**Required task**: Quote all entries in full, exactly.

----------------------------------------

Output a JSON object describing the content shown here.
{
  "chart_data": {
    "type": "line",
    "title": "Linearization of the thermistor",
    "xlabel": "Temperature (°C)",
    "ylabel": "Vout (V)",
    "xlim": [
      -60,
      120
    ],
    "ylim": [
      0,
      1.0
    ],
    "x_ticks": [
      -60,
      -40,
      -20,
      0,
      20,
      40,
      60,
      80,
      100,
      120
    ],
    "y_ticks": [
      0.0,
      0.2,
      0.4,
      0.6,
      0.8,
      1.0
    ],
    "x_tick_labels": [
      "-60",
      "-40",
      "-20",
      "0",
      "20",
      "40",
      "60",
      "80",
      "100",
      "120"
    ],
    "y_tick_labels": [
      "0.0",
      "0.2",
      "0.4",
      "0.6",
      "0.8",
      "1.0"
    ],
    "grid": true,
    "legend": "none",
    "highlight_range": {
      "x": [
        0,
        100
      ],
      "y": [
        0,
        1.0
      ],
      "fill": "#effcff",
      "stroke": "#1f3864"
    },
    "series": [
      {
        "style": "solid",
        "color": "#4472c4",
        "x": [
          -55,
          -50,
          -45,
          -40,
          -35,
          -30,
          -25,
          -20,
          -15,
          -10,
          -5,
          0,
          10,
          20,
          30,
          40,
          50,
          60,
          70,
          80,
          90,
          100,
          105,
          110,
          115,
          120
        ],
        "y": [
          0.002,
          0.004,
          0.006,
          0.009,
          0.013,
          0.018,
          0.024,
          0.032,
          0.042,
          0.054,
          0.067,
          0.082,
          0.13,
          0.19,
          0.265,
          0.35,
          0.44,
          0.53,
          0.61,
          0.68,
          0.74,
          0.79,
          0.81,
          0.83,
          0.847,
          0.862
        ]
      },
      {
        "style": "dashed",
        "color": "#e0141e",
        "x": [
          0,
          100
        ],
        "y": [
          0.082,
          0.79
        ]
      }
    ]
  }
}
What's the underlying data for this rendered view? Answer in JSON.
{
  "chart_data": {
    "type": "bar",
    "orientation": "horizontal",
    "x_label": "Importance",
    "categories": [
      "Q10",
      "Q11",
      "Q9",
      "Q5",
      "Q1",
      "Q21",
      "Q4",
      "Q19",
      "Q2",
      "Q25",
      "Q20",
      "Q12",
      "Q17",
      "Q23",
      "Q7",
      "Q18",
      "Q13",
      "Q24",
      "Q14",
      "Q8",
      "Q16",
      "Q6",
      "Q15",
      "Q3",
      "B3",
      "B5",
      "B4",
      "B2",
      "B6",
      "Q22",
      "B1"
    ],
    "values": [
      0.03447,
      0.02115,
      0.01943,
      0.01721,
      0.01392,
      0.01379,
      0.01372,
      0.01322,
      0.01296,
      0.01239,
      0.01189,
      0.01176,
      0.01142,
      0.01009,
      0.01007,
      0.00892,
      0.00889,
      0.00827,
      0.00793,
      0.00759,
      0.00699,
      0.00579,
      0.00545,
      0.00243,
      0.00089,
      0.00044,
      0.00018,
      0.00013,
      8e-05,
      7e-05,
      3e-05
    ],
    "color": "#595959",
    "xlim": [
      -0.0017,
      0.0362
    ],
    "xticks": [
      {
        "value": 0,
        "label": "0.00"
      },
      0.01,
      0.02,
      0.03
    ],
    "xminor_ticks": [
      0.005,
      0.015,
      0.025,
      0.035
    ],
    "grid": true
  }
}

----------------------------------------

**Exercise result**:
Output a JSON object describing the content shown here.
{
  "chart_data": {
    "type": "line",
    "title": "Linearization of the thermistor",
    "xlabel": "Temperature (°C)",
    "ylabel": "Vout (V)",
    "xlim": [
      -60,
      120
    ],
    "ylim": [
      0,
      1.0
    ],
    "x_ticks": [
      -60,
      -40,
      -20,
      0,
      20,
      40,
      60,
      80,
      100,
      120
    ],
    "y_ticks": [
      0.0,
      0.2,
      0.4,
      0.6,
      0.8,
      1.0
    ],
    "x_tick_labels": [
      "-60",
      "-40",
      "-20",
      "0",
      "20",
      "40",
      "60",
      "80",
      "100",
      "120"
    ],
    "y_tick_labels": [
      "0.0",
      "0.2",
      "0.4",
      "0.6",
      "0.8",
      "1.0"
    ],
    "grid": true,
    "legend": "none",
    "highlight_range": {
      "x": [
        0,
        100
      ],
      "y": [
        0,
        1.0
      ],
      "fill": "#effcff",
      "stroke": "#1f3864"
    },
    "series": [
      {
        "style": "solid",
        "color": "#4472c4",
        "x": [
          -55,
          -50,
          -45,
          -40,
          -35,
          -30,
          -25,
          -20,
          -15,
          -10,
          -5,
          0,
          10,
          20,
          30,
          40,
          50,
          60,
          70,
          80,
          90,
          100,
          105,
          110,
          115,
          120
        ],
        "y": [
          0.002,
          0.004,
          0.006,
          0.009,
          0.013,
          0.018,
          0.024,
          0.032,
          0.042,
          0.054,
          0.067,
          0.082,
          0.13,
          0.19,
          0.265,
          0.35,
          0.44,
          0.53,
          0.61,
          0.68,
          0.74,
          0.79,
          0.81,
          0.83,
          0.847,
          0.862
        ]
      },
      {
        "style": "dashed",
        "color": "#e0141e",
        "x": [
          0,
          100
        ],
        "y": [
          0.082,
          0.79
        ]
      }
    ]
  }
}
What's the underlying data for this rendered view? Answer in JSON.
{
  "chart_data": {
    "type": "bar",
    "orientation": "horizontal",
    "x_label": "Importance",
    "categories": [
      "Q10",
      "Q11",
      "Q9",
      "Q5",
      "Q1",
      "Q21",
      "Q4",
      "Q19",
      "Q2",
      "Q25",
      "Q20",
      "Q12",
      "Q17",
      "Q23",
      "Q7",
      "Q18",
      "Q13",
      "Q24",
      "Q14",
      "Q8",
      "Q16",
      "Q6",
      "Q15",
      "Q3",
      "B3",
      "B5",
      "B4",
      "B2",
      "B6",
      "Q22",
      "B1"
    ],
    "values": [
      0.03447,
      0.02115,
      0.01943,
      0.01721,
      0.01392,
      0.01379,
      0.01372,
      0.01322,
      0.01296,
      0.01239,
      0.01189,
      0.01176,
      0.01142,
      0.01009,
      0.01007,
      0.00892,
      0.00889,
      0.00827,
      0.00793,
      0.00759,
      0.00699,
      0.00579,
      0.00545,
      0.00243,
      0.00089,
      0.00044,
      0.00018,
      0.00013,
      8e-05,
      7e-05,
      3e-05
    ],
    "color": "#595959",
    "xlim": [
      -0.0017,
      0.0362
    ],
    "xticks": [
      {
        "value": 0,
        "label": "0.00"
      },
      0.01,
      0.02,
      0.03
    ],
    "xminor_ticks": [
      0.005,
      0.015,
      0.025,
      0.035
    ],
    "grid": true
  }
}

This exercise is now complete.